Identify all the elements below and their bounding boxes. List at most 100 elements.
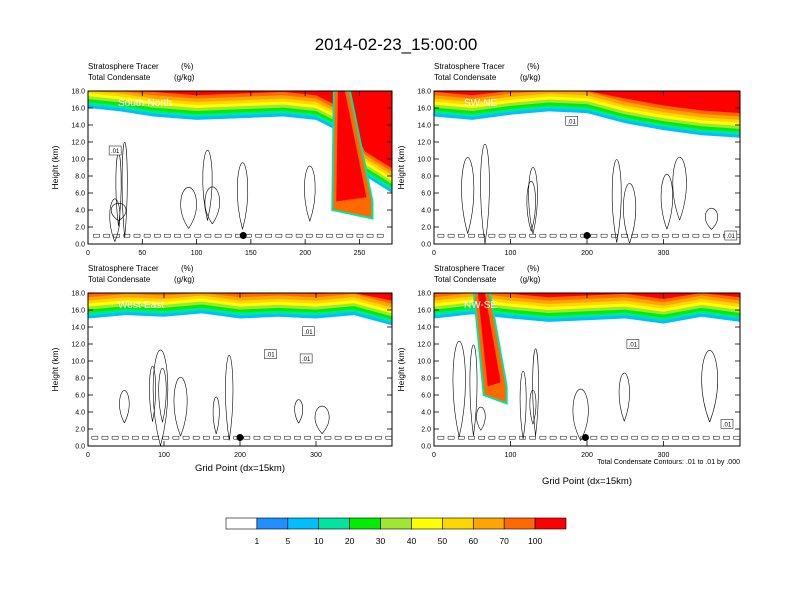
colorbar-swatch [442,517,474,530]
title-line-1: Stratosphere Tracer [434,264,505,273]
y-tick-label: 8.0 [421,174,431,181]
y-tick-label: 0.0 [421,242,431,249]
colorbar-label: 1 [255,536,260,546]
condensate-contour [476,406,486,431]
y-tick-label: 18.0 [417,291,431,298]
contour-label-box [108,145,122,156]
location-marker [236,434,244,441]
contour-label: .01 [723,422,732,428]
contour-label-box [299,353,313,364]
tracer-intrusion-core [477,293,501,387]
y-tick-label: 4.0 [421,410,431,417]
y-axis-label: Height (km) [396,145,406,189]
condensate-contour [526,180,536,232]
panel-west-east: .01 .01 .01 West-East Stratosphere Tracer (%)… [50,264,393,474]
title-line-2: Total Condensate [88,73,151,82]
colorbar-swatch [318,517,350,530]
contour-label: .01 [302,357,311,363]
y-tick-label: 0.0 [421,444,431,451]
y-tick-label: 12.0 [417,140,431,147]
y-tick-label: 2.0 [75,225,85,232]
colorbar-label: 70 [499,536,509,546]
x-tick-label: 200 [581,250,593,257]
units-line-2: (g/kg) [520,73,541,82]
y-tick-label: 6.0 [421,191,431,198]
y-tick-label: 16.0 [417,106,431,113]
colorbar-label: 20 [345,536,355,546]
x-tick-label: 200 [234,452,246,459]
x-tick-label: 50 [138,250,146,257]
y-tick-label: 4.0 [75,410,85,417]
colorbar-label: 40 [407,536,417,546]
colorbar-swatch [380,517,412,530]
colorbar-swatch [472,517,505,530]
y-tick-label: 0.0 [75,242,85,249]
y-tick-label: 8.0 [75,376,85,383]
contour-label: .01 [629,343,638,349]
y-tick-label: 2.0 [421,225,431,232]
y-tick-label: 6.0 [75,191,85,198]
contour-label-box [724,230,738,241]
y-tick-label: 4.0 [75,208,85,215]
x-tick-label: 300 [310,452,322,459]
contour-label: .01 [727,234,736,240]
condensate-contour [611,159,622,243]
tracer-band [88,91,392,191]
condensate-contour [149,365,156,422]
condensate-contour [225,354,234,441]
y-tick-label: 4.0 [421,208,431,215]
x-tick-label: 100 [191,250,203,257]
condensate-contour [237,162,249,230]
units-line-1: (%) [527,264,540,273]
location-marker [239,232,247,239]
condensate-contour [152,349,169,446]
y-tick-label: 8.0 [421,376,431,383]
condensate-contour [461,157,475,234]
panel-south-north: .01 South-North Stratosphere Tracer (%) Tota… [50,62,393,257]
condensate-contour [469,344,478,436]
y-tick-label: 10.0 [417,359,431,366]
plot-area: .01 .01 [434,293,740,446]
location-marker [581,434,589,441]
condensate-contour [121,141,128,238]
contour-label: .01 [111,149,120,155]
title-line-1: Stratosphere Tracer [434,62,505,71]
contour-label: .01 [304,330,313,336]
condensate-contour [110,202,127,221]
condensate-contour [480,143,490,244]
y-tick-label: 14.0 [417,325,431,332]
contour-label: .01 [266,353,275,359]
boundary-layer-contours [437,233,740,238]
title-line-1: Stratosphere Tracer [88,264,159,273]
contour-label-box [264,349,277,359]
x-tick-label: 300 [658,250,670,257]
y-tick-label: 14.0 [417,123,431,130]
location-marker [583,232,591,239]
panel-name: West-East [118,300,164,311]
units-line-2: (g/kg) [520,275,541,284]
colorbar-label: 30 [376,536,386,546]
plot-frame [87,90,393,245]
colorbar-swatch [503,517,536,530]
y-tick-label: 12.0 [71,140,85,147]
x-tick-label: 150 [245,250,257,257]
units-line-2: (g/kg) [174,73,195,82]
condensate-contour [202,149,213,221]
contour-label: .01 [568,119,577,125]
condensate-contour [705,207,718,230]
x-tick-label: 100 [505,250,517,257]
condensate-contour [532,348,539,437]
x-axis-label: Grid Point (dx=15km) [195,463,285,474]
boundary-layer-contours [93,233,384,238]
colorbar-swatch [256,517,289,530]
y-tick-label: 16.0 [71,106,85,113]
y-tick-label: 8.0 [75,174,85,181]
condensate-contour [618,372,630,422]
colorbar-swatch [411,517,443,530]
tracer-intrusion-core [336,91,367,202]
condensate-contour [314,405,330,434]
boundary-layer-contours [91,435,392,440]
y-tick-label: 10.0 [71,359,85,366]
colorbar-label: 60 [469,536,479,546]
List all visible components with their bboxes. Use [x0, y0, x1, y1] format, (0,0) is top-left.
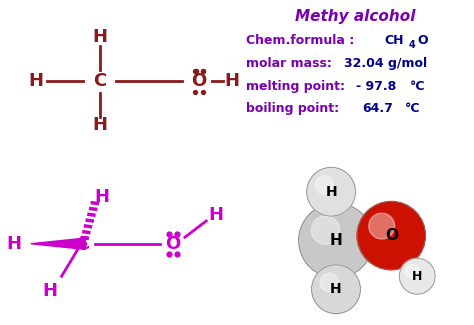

WHAT YOU WILL DO.
Rewrite all the entries above, putting "legend-swatch" in place of every "colorbar-swatch" and changing nothing else. Omit the pictures from your answer.

EXPECTED ANSWER.
Identify all the elements below and their bounding boxes. List at most 100 elements.
legend-swatch [442,517,474,530]
title-line-1: Stratosphere Tracer [434,264,505,273]
y-tick-label: 8.0 [421,174,431,181]
y-tick-label: 0.0 [421,242,431,249]
colorbar-label: 1 [255,536,260,546]
condensate-contour [476,406,486,431]
y-tick-label: 18.0 [417,291,431,298]
contour-label-box [108,145,122,156]
location-marker [236,434,244,441]
contour-label: .01 [723,422,732,428]
contour-label-box [299,353,313,364]
tracer-intrusion-core [477,293,501,387]
y-tick-label: 4.0 [421,410,431,417]
y-axis-label: Height (km) [396,145,406,189]
condensate-contour [526,180,536,232]
panel-west-east: .01 .01 .01 West-East Stratosphere Tracer (%)… [50,264,393,474]
title-line-2: Total Condensate [88,73,151,82]
legend-swatch [318,517,350,530]
contour-label: .01 [302,357,311,363]
y-tick-label: 0.0 [421,444,431,451]
y-tick-label: 12.0 [417,140,431,147]
y-tick-label: 2.0 [75,225,85,232]
colorbar-label: 70 [499,536,509,546]
x-tick-label: 200 [581,250,593,257]
units-line-2: (g/kg) [520,73,541,82]
y-tick-label: 6.0 [421,191,431,198]
y-tick-label: 16.0 [417,106,431,113]
colorbar-label: 20 [345,536,355,546]
x-tick-label: 200 [234,452,246,459]
x-tick-label: 50 [138,250,146,257]
y-tick-label: 4.0 [75,410,85,417]
colorbar-label: 40 [407,536,417,546]
legend-swatch [380,517,412,530]
legend-swatch [472,517,505,530]
y-tick-label: 0.0 [75,242,85,249]
y-tick-label: 8.0 [75,376,85,383]
contour-label: .01 [629,343,638,349]
y-tick-label: 2.0 [421,225,431,232]
y-tick-label: 6.0 [75,191,85,198]
contour-label-box [724,230,738,241]
y-tick-label: 4.0 [75,208,85,215]
x-tick-label: 300 [310,452,322,459]
contour-label: .01 [727,234,736,240]
condensate-contour [611,159,622,243]
tracer-band [88,91,392,191]
condensate-contour [149,365,156,422]
condensate-contour [225,354,234,441]
y-tick-label: 4.0 [421,208,431,215]
x-tick-label: 100 [191,250,203,257]
condensate-contour [237,162,249,230]
units-line-1: (%) [527,264,540,273]
location-marker [239,232,247,239]
condensate-contour [152,349,169,446]
y-tick-label: 8.0 [421,376,431,383]
condensate-contour [461,157,475,234]
panel-south-north: .01 South-North Stratosphere Tracer (%) Tota… [50,62,393,257]
condensate-contour [469,344,478,436]
y-tick-label: 10.0 [417,359,431,366]
plot-area: .01 .01 [434,293,740,446]
location-marker [581,434,589,441]
condensate-contour [121,141,128,238]
contour-label: .01 [111,149,120,155]
title-line-1: Stratosphere Tracer [434,62,505,71]
contour-label: .01 [304,330,313,336]
condensate-contour [110,202,127,221]
condensate-contour [480,143,490,244]
y-tick-label: 14.0 [417,325,431,332]
contour-label: .01 [266,353,275,359]
boundary-layer-contours [437,233,740,238]
title-line-1: Stratosphere Tracer [88,264,159,273]
contour-label-box [264,349,277,359]
x-tick-label: 300 [658,250,670,257]
y-tick-label: 14.0 [417,123,431,130]
location-marker [583,232,591,239]
panel-name: West-East [118,300,164,311]
units-line-2: (g/kg) [520,275,541,284]
colorbar-label: 30 [376,536,386,546]
plot-frame [87,90,393,245]
legend-swatch [503,517,536,530]
y-tick-label: 12.0 [71,140,85,147]
x-tick-label: 150 [245,250,257,257]
units-line-2: (g/kg) [174,73,195,82]
condensate-contour [202,149,213,221]
contour-label: .01 [568,119,577,125]
condensate-contour [705,207,718,230]
x-tick-label: 100 [505,250,517,257]
condensate-contour [532,348,539,437]
x-axis-label: Grid Point (dx=15km) [195,463,285,474]
boundary-layer-contours [93,233,384,238]
legend-swatch [256,517,289,530]
y-tick-label: 16.0 [71,106,85,113]
y-tick-label: 8.0 [75,174,85,181]
condensate-contour [618,372,630,422]
legend-swatch [411,517,443,530]
tracer-intrusion-core [336,91,367,202]
condensate-contour [314,405,330,434]
boundary-layer-contours [91,435,392,440]
y-tick-label: 10.0 [71,359,85,366]
colorbar-label: 60 [469,536,479,546]
List all visible components with their bboxes. Use [x0, y0, x1, y1] format, (0,0) is top-left.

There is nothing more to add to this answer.